- _Task description_: Return the whole listing exactly as it stands.

- _Extracted material_:
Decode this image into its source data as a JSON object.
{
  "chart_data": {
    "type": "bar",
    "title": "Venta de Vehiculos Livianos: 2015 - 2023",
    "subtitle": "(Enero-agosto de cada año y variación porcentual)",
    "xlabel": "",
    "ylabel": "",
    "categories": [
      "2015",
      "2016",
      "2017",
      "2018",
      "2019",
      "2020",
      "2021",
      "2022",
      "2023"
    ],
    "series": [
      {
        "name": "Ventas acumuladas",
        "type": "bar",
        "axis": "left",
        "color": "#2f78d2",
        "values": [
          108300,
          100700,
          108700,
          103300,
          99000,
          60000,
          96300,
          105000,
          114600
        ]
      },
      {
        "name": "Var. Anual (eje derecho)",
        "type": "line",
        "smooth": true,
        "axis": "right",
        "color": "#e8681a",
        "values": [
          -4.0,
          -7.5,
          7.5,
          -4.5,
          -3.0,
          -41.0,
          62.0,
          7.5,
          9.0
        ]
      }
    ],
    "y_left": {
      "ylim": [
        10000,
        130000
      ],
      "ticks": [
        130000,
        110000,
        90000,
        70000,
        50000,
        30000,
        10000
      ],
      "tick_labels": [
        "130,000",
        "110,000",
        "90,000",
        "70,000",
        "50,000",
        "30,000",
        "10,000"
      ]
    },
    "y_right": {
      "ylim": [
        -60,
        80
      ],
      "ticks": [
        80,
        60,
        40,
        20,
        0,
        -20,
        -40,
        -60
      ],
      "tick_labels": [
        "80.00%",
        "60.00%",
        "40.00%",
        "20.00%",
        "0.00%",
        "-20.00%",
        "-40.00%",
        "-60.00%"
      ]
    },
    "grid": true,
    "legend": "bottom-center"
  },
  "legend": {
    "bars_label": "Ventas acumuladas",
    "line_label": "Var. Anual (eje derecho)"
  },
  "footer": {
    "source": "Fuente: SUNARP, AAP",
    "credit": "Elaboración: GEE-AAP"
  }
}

- _The answer_:
Decode this image into its source data as a JSON object.
{
  "chart_data": {
    "type": "bar",
    "title": "Venta de Vehiculos Livianos: 2015 - 2023",
    "subtitle": "(Enero-agosto de cada año y variación porcentual)",
    "xlabel": "",
    "ylabel": "",
    "categories": [
      "2015",
      "2016",
      "2017",
      "2018",
      "2019",
      "2020",
      "2021",
      "2022",
      "2023"
    ],
    "series": [
      {
        "name": "Ventas acumuladas",
        "type": "bar",
        "axis": "left",
        "color": "#2f78d2",
        "values": [
          108300,
          100700,
          108700,
          103300,
          99000,
          60000,
          96300,
          105000,
          114600
        ]
      },
      {
        "name": "Var. Anual (eje derecho)",
        "type": "line",
        "smooth": true,
        "axis": "right",
        "color": "#e8681a",
        "values": [
          -4.0,
          -7.5,
          7.5,
          -4.5,
          -3.0,
          -41.0,
          62.0,
          7.5,
          9.0
        ]
      }
    ],
    "y_left": {
      "ylim": [
        10000,
        130000
      ],
      "ticks": [
        130000,
        110000,
        90000,
        70000,
        50000,
        30000,
        10000
      ],
      "tick_labels": [
        "130,000",
        "110,000",
        "90,000",
        "70,000",
        "50,000",
        "30,000",
        "10,000"
      ]
    },
    "y_right": {
      "ylim": [
        -60,
        80
      ],
      "ticks": [
        80,
        60,
        40,
        20,
        0,
        -20,
        -40,
        -60
      ],
      "tick_labels": [
        "80.00%",
        "60.00%",
        "40.00%",
        "20.00%",
        "0.00%",
        "-20.00%",
        "-40.00%",
        "-60.00%"
      ]
    },
    "grid": true,
    "legend": "bottom-center"
  },
  "legend": {
    "bars_label": "Ventas acumuladas",
    "line_label": "Var. Anual (eje derecho)"
  },
  "footer": {
    "source": "Fuente: SUNARP, AAP",
    "credit": "Elaboración: GEE-AAP"
  }
}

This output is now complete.